Records from a data source
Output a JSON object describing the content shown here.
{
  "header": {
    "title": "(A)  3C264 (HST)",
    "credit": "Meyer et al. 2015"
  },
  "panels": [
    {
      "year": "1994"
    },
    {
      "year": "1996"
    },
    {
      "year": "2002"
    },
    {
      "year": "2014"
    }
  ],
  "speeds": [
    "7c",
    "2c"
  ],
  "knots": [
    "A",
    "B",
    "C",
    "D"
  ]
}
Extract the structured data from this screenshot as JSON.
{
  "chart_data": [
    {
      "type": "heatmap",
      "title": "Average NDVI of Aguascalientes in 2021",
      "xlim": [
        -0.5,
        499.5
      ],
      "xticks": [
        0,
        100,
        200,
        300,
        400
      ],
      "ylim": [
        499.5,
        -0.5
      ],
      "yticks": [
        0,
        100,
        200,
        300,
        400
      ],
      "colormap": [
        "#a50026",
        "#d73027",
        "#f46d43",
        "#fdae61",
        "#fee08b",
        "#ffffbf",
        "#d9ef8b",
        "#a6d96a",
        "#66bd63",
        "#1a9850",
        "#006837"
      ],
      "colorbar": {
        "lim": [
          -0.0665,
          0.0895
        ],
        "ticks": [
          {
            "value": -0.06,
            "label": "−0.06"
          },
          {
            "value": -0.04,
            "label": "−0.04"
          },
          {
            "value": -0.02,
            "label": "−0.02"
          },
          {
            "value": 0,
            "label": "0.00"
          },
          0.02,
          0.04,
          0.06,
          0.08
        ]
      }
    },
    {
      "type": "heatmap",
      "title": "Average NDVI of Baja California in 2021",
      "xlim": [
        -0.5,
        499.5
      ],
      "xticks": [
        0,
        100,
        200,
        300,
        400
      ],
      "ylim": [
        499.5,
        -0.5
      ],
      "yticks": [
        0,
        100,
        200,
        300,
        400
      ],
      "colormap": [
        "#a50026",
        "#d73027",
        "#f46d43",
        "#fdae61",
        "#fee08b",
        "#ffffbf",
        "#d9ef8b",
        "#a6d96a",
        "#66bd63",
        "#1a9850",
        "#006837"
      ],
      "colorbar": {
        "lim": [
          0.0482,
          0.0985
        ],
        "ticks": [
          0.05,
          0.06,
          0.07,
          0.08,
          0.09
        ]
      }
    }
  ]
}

▶ **What is being asked**:
Scan the material above for the string "title" and return the lines that hold it.

▶ **Complete output**:
    "title": "(A)  3C264 (HST)",
      "title": "Average NDVI of Aguascalientes in 2021",
      "title": "Average NDVI of Baja California in 2021",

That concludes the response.